━━━━━ DATA TO USE ━━━━━

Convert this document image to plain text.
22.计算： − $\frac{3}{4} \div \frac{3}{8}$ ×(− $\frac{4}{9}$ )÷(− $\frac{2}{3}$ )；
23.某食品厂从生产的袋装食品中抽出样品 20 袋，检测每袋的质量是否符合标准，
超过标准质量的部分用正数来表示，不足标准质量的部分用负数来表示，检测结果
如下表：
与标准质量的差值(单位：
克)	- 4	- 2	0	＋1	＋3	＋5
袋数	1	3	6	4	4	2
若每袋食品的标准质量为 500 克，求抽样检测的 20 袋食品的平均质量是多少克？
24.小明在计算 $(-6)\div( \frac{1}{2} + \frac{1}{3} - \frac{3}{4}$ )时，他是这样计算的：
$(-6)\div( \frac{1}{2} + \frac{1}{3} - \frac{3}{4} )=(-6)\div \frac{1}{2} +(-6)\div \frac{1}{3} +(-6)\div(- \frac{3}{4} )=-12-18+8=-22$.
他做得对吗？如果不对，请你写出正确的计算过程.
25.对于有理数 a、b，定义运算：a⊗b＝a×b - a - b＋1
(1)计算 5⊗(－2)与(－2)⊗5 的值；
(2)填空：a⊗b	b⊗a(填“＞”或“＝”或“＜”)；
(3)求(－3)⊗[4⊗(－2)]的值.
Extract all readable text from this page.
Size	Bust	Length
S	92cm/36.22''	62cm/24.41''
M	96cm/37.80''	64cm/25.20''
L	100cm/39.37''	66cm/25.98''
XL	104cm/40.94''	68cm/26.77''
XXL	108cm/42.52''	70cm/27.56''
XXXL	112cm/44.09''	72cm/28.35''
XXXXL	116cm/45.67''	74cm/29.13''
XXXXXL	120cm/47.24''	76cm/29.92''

━━━━━

TO DO:
All of the entries need to be reproduced exactly; please write them out.

FINISHED TASK:
Convert this document image to plain text.
22.计算： − $\frac{3}{4} \div \frac{3}{8}$ ×(− $\frac{4}{9}$ )÷(− $\frac{2}{3}$ )；
23.某食品厂从生产的袋装食品中抽出样品 20 袋，检测每袋的质量是否符合标准，
超过标准质量的部分用正数来表示，不足标准质量的部分用负数来表示，检测结果
如下表：
与标准质量的差值(单位：
克)	- 4	- 2	0	＋1	＋3	＋5
袋数	1	3	6	4	4	2
若每袋食品的标准质量为 500 克，求抽样检测的 20 袋食品的平均质量是多少克？
24.小明在计算 $(-6)\div( \frac{1}{2} + \frac{1}{3} - \frac{3}{4}$ )时，他是这样计算的：
$(-6)\div( \frac{1}{2} + \frac{1}{3} - \frac{3}{4} )=(-6)\div \frac{1}{2} +(-6)\div \frac{1}{3} +(-6)\div(- \frac{3}{4} )=-12-18+8=-22$.
他做得对吗？如果不对，请你写出正确的计算过程.
25.对于有理数 a、b，定义运算：a⊗b＝a×b - a - b＋1
(1)计算 5⊗(－2)与(－2)⊗5 的值；
(2)填空：a⊗b	b⊗a(填“＞”或“＝”或“＜”)；
(3)求(－3)⊗[4⊗(－2)]的值.
Extract all readable text from this page.
Size	Bust	Length
S	92cm/36.22''	62cm/24.41''
M	96cm/37.80''	64cm/25.20''
L	100cm/39.37''	66cm/25.98''
XL	104cm/40.94''	68cm/26.77''
XXL	108cm/42.52''	70cm/27.56''
XXXL	112cm/44.09''	72cm/28.35''
XXXXL	116cm/45.67''	74cm/29.13''
XXXXXL	120cm/47.24''	76cm/29.92''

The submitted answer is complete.